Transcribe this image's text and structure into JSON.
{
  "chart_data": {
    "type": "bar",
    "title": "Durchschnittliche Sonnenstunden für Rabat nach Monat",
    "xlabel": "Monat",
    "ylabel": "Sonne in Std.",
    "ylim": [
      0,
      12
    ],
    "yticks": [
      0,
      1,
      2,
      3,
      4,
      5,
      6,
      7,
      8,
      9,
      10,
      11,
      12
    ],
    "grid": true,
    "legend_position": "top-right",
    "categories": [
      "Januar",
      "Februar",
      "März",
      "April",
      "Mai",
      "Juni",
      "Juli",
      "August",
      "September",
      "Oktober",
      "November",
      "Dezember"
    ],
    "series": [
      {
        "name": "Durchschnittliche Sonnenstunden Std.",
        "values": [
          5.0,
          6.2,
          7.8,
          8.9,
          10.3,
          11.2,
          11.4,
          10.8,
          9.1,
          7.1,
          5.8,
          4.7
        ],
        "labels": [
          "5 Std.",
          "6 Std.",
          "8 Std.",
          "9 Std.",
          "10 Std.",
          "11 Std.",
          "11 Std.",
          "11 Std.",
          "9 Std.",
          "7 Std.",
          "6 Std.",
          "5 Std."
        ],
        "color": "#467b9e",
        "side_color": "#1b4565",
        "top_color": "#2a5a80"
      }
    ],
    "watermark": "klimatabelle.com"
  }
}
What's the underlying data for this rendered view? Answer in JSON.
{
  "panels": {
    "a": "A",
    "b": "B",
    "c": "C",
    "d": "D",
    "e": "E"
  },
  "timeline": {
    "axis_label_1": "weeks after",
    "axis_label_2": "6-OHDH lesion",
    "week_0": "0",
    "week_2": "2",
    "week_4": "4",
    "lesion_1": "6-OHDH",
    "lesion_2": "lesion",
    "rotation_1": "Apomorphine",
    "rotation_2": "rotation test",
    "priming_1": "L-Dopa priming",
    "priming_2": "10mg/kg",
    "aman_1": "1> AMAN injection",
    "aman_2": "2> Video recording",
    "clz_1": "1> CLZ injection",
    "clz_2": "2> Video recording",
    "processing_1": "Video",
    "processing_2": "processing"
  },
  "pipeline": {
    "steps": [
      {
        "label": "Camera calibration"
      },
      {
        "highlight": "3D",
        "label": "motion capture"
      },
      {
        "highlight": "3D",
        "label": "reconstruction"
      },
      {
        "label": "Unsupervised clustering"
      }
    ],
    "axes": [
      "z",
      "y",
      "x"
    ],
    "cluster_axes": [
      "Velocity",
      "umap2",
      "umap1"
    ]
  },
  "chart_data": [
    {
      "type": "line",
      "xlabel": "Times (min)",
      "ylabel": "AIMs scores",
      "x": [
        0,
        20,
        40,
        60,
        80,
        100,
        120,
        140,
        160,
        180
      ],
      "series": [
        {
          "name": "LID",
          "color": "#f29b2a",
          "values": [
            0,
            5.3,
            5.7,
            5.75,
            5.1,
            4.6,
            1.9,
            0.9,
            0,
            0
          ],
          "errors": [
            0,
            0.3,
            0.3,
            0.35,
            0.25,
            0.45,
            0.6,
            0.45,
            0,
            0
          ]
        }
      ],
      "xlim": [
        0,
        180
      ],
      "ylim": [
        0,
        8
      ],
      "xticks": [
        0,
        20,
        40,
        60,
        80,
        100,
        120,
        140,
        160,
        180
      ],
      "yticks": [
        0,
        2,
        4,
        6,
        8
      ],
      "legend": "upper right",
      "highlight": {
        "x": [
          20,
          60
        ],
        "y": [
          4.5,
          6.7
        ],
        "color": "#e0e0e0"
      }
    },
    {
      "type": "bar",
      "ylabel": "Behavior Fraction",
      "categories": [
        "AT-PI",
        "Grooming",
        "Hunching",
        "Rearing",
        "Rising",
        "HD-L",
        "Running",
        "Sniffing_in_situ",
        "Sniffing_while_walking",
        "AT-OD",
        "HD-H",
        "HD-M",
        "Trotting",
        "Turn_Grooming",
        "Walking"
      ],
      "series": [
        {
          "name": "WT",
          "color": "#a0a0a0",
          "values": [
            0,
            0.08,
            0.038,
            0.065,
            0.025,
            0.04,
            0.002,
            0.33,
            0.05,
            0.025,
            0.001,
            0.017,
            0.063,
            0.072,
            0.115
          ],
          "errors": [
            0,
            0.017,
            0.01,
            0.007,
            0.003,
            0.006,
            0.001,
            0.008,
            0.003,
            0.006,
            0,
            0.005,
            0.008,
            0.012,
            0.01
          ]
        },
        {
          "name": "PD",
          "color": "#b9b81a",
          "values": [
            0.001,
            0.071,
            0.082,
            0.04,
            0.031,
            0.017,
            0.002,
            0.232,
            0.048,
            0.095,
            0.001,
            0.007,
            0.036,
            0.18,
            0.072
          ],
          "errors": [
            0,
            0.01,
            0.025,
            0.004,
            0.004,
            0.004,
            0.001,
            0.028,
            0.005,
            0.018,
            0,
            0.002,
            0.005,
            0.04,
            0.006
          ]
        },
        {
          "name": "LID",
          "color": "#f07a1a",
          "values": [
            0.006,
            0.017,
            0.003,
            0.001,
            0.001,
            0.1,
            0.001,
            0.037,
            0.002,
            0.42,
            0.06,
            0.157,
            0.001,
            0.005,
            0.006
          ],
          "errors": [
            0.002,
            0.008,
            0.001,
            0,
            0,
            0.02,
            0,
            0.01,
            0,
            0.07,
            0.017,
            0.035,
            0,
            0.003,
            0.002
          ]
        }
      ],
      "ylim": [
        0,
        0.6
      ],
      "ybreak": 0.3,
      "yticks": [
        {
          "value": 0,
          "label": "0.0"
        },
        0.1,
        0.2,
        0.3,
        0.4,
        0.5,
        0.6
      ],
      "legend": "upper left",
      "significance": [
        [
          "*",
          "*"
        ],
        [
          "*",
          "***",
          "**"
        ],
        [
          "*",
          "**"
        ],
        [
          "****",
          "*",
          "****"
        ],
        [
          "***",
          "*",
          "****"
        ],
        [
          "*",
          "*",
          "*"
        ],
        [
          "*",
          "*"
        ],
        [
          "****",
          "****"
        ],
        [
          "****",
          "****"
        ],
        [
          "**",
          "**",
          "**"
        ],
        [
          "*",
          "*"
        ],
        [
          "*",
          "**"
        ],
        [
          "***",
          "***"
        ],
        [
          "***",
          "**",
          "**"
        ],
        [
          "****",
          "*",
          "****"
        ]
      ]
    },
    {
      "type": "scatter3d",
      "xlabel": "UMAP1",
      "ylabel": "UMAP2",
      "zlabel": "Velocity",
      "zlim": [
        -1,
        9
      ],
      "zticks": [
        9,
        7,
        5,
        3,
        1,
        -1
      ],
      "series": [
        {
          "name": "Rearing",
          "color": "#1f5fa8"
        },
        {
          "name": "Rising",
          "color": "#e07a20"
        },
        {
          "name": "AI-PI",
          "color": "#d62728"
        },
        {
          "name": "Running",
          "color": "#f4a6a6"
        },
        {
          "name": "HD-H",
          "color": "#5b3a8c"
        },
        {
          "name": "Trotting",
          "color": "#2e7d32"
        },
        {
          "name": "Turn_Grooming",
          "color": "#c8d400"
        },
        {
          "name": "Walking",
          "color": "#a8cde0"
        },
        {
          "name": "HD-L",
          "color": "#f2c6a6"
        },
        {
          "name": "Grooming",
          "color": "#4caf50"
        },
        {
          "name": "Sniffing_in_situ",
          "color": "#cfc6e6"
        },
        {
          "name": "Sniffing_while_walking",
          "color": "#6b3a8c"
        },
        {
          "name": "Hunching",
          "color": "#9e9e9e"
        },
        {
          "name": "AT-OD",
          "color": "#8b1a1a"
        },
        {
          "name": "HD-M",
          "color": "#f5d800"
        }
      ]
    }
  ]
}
┄┄┄┄┄┄
▸ What you will do
In the listing above, find the lines holding the word "Sonnenstunden" and copy them.

▸ Response
    "title": "Durchschnittliche Sonnenstunden für Rabat nach Monat",
        "name": "Durchschnittliche Sonnenstunden Std.",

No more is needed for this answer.